• [Task prompt] Every line below is to be quoted exactly, with nothing added or dropped.

• [Stored records]
• • • •

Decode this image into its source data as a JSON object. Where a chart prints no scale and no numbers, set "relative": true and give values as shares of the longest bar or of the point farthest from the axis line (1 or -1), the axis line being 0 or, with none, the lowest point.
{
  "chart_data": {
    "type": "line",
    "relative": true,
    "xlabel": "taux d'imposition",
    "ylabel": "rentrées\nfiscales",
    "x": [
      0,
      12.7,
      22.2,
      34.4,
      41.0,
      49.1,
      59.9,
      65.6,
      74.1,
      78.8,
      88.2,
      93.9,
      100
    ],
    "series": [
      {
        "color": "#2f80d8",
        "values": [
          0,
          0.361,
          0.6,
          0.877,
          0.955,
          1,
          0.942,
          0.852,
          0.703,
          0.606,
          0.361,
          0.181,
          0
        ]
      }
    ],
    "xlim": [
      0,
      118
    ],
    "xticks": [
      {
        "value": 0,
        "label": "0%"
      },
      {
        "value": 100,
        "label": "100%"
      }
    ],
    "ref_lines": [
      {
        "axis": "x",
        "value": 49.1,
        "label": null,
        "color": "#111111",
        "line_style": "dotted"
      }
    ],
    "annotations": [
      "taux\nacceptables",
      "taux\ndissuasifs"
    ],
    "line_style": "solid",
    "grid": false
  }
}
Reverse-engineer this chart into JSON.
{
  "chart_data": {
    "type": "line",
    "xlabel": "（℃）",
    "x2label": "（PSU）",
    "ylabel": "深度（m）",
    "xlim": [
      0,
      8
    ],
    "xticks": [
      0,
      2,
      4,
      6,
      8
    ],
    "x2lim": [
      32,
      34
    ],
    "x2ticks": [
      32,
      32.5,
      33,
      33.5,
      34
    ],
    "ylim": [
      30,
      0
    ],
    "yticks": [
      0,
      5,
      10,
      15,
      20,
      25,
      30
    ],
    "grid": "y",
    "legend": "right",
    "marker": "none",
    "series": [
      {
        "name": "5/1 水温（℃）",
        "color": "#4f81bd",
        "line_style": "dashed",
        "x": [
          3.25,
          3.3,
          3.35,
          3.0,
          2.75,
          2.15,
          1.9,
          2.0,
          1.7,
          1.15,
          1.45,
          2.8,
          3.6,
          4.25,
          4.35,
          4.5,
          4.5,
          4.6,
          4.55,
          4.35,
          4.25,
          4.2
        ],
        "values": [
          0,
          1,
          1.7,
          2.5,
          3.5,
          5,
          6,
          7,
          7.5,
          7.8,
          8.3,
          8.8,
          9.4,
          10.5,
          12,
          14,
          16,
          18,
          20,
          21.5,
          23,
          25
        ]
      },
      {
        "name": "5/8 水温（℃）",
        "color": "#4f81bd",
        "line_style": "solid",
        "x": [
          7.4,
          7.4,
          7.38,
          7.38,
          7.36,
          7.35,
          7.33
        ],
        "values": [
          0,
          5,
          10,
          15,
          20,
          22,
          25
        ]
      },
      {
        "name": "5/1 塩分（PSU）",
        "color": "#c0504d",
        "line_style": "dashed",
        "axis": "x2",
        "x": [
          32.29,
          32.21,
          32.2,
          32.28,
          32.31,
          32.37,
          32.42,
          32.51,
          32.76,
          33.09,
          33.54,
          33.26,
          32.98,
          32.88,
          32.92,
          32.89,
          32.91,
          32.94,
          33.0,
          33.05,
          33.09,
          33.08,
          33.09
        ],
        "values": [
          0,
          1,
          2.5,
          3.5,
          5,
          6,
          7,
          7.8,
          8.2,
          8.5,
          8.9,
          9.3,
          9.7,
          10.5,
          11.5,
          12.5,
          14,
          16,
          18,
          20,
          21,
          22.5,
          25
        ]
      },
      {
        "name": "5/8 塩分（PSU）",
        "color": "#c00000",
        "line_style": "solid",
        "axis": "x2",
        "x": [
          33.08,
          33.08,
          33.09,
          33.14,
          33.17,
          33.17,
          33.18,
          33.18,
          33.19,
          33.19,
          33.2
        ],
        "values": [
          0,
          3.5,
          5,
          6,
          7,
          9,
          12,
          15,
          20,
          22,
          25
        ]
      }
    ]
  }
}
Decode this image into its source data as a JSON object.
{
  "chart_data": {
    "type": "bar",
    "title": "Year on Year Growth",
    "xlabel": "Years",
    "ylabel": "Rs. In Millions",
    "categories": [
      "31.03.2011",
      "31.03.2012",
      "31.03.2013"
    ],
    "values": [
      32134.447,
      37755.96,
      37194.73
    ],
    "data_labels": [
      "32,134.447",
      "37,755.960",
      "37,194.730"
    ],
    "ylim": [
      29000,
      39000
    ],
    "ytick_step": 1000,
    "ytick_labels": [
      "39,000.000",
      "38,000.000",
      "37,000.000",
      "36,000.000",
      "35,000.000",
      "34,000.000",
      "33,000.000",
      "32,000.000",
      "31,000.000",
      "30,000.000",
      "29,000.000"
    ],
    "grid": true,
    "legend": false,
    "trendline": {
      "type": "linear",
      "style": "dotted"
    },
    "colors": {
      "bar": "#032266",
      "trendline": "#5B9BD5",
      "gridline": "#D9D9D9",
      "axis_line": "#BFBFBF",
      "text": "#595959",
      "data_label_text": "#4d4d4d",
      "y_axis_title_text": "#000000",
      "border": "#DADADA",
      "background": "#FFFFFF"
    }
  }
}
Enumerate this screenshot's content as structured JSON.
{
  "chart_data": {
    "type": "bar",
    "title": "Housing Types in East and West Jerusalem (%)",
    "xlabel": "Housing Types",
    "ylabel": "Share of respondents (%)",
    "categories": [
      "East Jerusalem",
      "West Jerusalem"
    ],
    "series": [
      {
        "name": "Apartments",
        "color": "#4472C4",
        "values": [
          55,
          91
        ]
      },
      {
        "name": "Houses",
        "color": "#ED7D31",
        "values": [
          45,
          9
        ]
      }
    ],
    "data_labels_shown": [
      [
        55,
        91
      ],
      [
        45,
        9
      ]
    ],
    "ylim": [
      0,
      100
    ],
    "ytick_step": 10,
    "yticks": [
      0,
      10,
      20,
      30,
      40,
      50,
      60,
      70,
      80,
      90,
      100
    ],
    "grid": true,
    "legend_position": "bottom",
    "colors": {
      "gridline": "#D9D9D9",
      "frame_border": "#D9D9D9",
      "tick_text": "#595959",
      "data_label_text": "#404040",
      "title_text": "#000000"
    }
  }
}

• • • •

• [Final answer]
Decode this image into its source data as a JSON object. Where a chart prints no scale and no numbers, set "relative": true and give values as shares of the longest bar or of the point farthest from the axis line (1 or -1), the axis line being 0 or, with none, the lowest point.
{
  "chart_data": {
    "type": "line",
    "relative": true,
    "xlabel": "taux d'imposition",
    "ylabel": "rentrées\nfiscales",
    "x": [
      0,
      12.7,
      22.2,
      34.4,
      41.0,
      49.1,
      59.9,
      65.6,
      74.1,
      78.8,
      88.2,
      93.9,
      100
    ],
    "series": [
      {
        "color": "#2f80d8",
        "values": [
          0,
          0.361,
          0.6,
          0.877,
          0.955,
          1,
          0.942,
          0.852,
          0.703,
          0.606,
          0.361,
          0.181,
          0
        ]
      }
    ],
    "xlim": [
      0,
      118
    ],
    "xticks": [
      {
        "value": 0,
        "label": "0%"
      },
      {
        "value": 100,
        "label": "100%"
      }
    ],
    "ref_lines": [
      {
        "axis": "x",
        "value": 49.1,
        "label": null,
        "color": "#111111",
        "line_style": "dotted"
      }
    ],
    "annotations": [
      "taux\nacceptables",
      "taux\ndissuasifs"
    ],
    "line_style": "solid",
    "grid": false
  }
}
Reverse-engineer this chart into JSON.
{
  "chart_data": {
    "type": "line",
    "xlabel": "（℃）",
    "x2label": "（PSU）",
    "ylabel": "深度（m）",
    "xlim": [
      0,
      8
    ],
    "xticks": [
      0,
      2,
      4,
      6,
      8
    ],
    "x2lim": [
      32,
      34
    ],
    "x2ticks": [
      32,
      32.5,
      33,
      33.5,
      34
    ],
    "ylim": [
      30,
      0
    ],
    "yticks": [
      0,
      5,
      10,
      15,
      20,
      25,
      30
    ],
    "grid": "y",
    "legend": "right",
    "marker": "none",
    "series": [
      {
        "name": "5/1 水温（℃）",
        "color": "#4f81bd",
        "line_style": "dashed",
        "x": [
          3.25,
          3.3,
          3.35,
          3.0,
          2.75,
          2.15,
          1.9,
          2.0,
          1.7,
          1.15,
          1.45,
          2.8,
          3.6,
          4.25,
          4.35,
          4.5,
          4.5,
          4.6,
          4.55,
          4.35,
          4.25,
          4.2
        ],
        "values": [
          0,
          1,
          1.7,
          2.5,
          3.5,
          5,
          6,
          7,
          7.5,
          7.8,
          8.3,
          8.8,
          9.4,
          10.5,
          12,
          14,
          16,
          18,
          20,
          21.5,
          23,
          25
        ]
      },
      {
        "name": "5/8 水温（℃）",
        "color": "#4f81bd",
        "line_style": "solid",
        "x": [
          7.4,
          7.4,
          7.38,
          7.38,
          7.36,
          7.35,
          7.33
        ],
        "values": [
          0,
          5,
          10,
          15,
          20,
          22,
          25
        ]
      },
      {
        "name": "5/1 塩分（PSU）",
        "color": "#c0504d",
        "line_style": "dashed",
        "axis": "x2",
        "x": [
          32.29,
          32.21,
          32.2,
          32.28,
          32.31,
          32.37,
          32.42,
          32.51,
          32.76,
          33.09,
          33.54,
          33.26,
          32.98,
          32.88,
          32.92,
          32.89,
          32.91,
          32.94,
          33.0,
          33.05,
          33.09,
          33.08,
          33.09
        ],
        "values": [
          0,
          1,
          2.5,
          3.5,
          5,
          6,
          7,
          7.8,
          8.2,
          8.5,
          8.9,
          9.3,
          9.7,
          10.5,
          11.5,
          12.5,
          14,
          16,
          18,
          20,
          21,
          22.5,
          25
        ]
      },
      {
        "name": "5/8 塩分（PSU）",
        "color": "#c00000",
        "line_style": "solid",
        "axis": "x2",
        "x": [
          33.08,
          33.08,
          33.09,
          33.14,
          33.17,
          33.17,
          33.18,
          33.18,
          33.19,
          33.19,
          33.2
        ],
        "values": [
          0,
          3.5,
          5,
          6,
          7,
          9,
          12,
          15,
          20,
          22,
          25
        ]
      }
    ]
  }
}
Decode this image into its source data as a JSON object.
{
  "chart_data": {
    "type": "bar",
    "title": "Year on Year Growth",
    "xlabel": "Years",
    "ylabel": "Rs. In Millions",
    "categories": [
      "31.03.2011",
      "31.03.2012",
      "31.03.2013"
    ],
    "values": [
      32134.447,
      37755.96,
      37194.73
    ],
    "data_labels": [
      "32,134.447",
      "37,755.960",
      "37,194.730"
    ],
    "ylim": [
      29000,
      39000
    ],
    "ytick_step": 1000,
    "ytick_labels": [
      "39,000.000",
      "38,000.000",
      "37,000.000",
      "36,000.000",
      "35,000.000",
      "34,000.000",
      "33,000.000",
      "32,000.000",
      "31,000.000",
      "30,000.000",
      "29,000.000"
    ],
    "grid": true,
    "legend": false,
    "trendline": {
      "type": "linear",
      "style": "dotted"
    },
    "colors": {
      "bar": "#032266",
      "trendline": "#5B9BD5",
      "gridline": "#D9D9D9",
      "axis_line": "#BFBFBF",
      "text": "#595959",
      "data_label_text": "#4d4d4d",
      "y_axis_title_text": "#000000",
      "border": "#DADADA",
      "background": "#FFFFFF"
    }
  }
}
Enumerate this screenshot's content as structured JSON.
{
  "chart_data": {
    "type": "bar",
    "title": "Housing Types in East and West Jerusalem (%)",
    "xlabel": "Housing Types",
    "ylabel": "Share of respondents (%)",
    "categories": [
      "East Jerusalem",
      "West Jerusalem"
    ],
    "series": [
      {
        "name": "Apartments",
        "color": "#4472C4",
        "values": [
          55,
          91
        ]
      },
      {
        "name": "Houses",
        "color": "#ED7D31",
        "values": [
          45,
          9
        ]
      }
    ],
    "data_labels_shown": [
      [
        55,
        91
      ],
      [
        45,
        9
      ]
    ],
    "ylim": [
      0,
      100
    ],
    "ytick_step": 10,
    "yticks": [
      0,
      10,
      20,
      30,
      40,
      50,
      60,
      70,
      80,
      90,
      100
    ],
    "grid": true,
    "legend_position": "bottom",
    "colors": {
      "gridline": "#D9D9D9",
      "frame_border": "#D9D9D9",
      "tick_text": "#595959",
      "data_label_text": "#404040",
      "title_text": "#000000"
    }
  }
}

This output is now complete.